┌──

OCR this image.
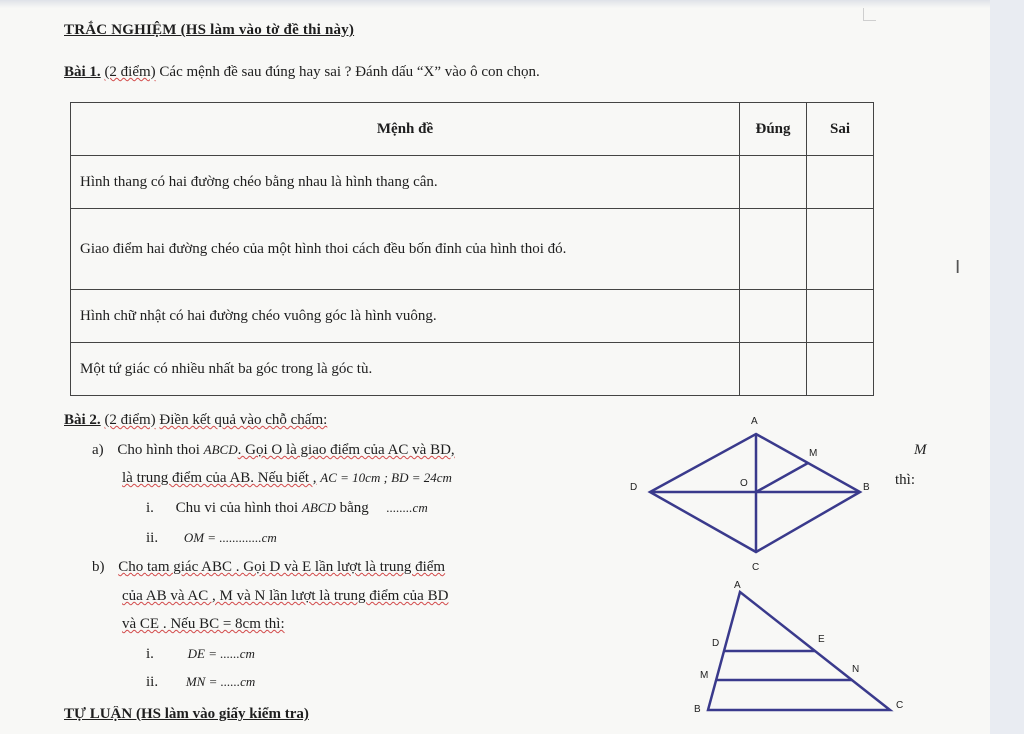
I
TRẮC NGHIỆM (HS làm vào tờ đề thi này)
Bài 1. (2 điểm) Các mệnh đề sau đúng hay sai ? Đánh dấu “X” vào ô con chọn.
Mệnh đề	Đúng	Sai
Hình thang có hai đường chéo bằng nhau là hình thang cân.		
Giao điểm hai đường chéo của một hình thoi cách đều bốn đỉnh của hình thoi đó.		
Hình chữ nhật có hai đường chéo vuông góc là hình vuông.		
Một tứ giác có nhiều nhất ba góc trong là góc tù.		
Bài 2. (2 điểm) Điền kết quả vào chỗ chấm:
a) Cho hình thoi ABCD. Gọi O là giao điểm của AC và BD,	M
là trung điểm của AB. Nếu biết , AC = 10cm ; BD = 24cm	thì:
i. Chu vi của hình thoi ABCD bằng ........cm
ii. OM = .............cm
b) Cho tam giác ABC . Gọi D và E lần lượt là trung điểm
của AB và AC , M và N lần lượt là trung điểm của BD
và CE . Nếu BC = 8cm thì:
i.	DE = ......cm
ii. MN = ......cm
A
B
C
D	O
M
A
B	C
D	E
M
N
TỰ LUẬN (HS làm vào giấy kiểm tra)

└──

Restate the whole listing above exactly, please, omitting every image.

OCR this image.
I
TRẮC NGHIỆM (HS làm vào tờ đề thi này)
Bài 1. (2 điểm) Các mệnh đề sau đúng hay sai ? Đánh dấu “X” vào ô con chọn.
Mệnh đề	Đúng	Sai
Hình thang có hai đường chéo bằng nhau là hình thang cân.		
Giao điểm hai đường chéo của một hình thoi cách đều bốn đỉnh của hình thoi đó.		
Hình chữ nhật có hai đường chéo vuông góc là hình vuông.		
Một tứ giác có nhiều nhất ba góc trong là góc tù.		
Bài 2. (2 điểm) Điền kết quả vào chỗ chấm:
a) Cho hình thoi ABCD. Gọi O là giao điểm của AC và BD,	M
là trung điểm của AB. Nếu biết , AC = 10cm ; BD = 24cm	thì:
i. Chu vi của hình thoi ABCD bằng ........cm
ii. OM = .............cm
b) Cho tam giác ABC . Gọi D và E lần lượt là trung điểm
của AB và AC , M và N lần lượt là trung điểm của BD
và CE . Nếu BC = 8cm thì:
i.	DE = ......cm
ii. MN = ......cm
A
B
C
D	O
M
A
B	C
D	E
M
N
TỰ LUẬN (HS làm vào giấy kiểm tra)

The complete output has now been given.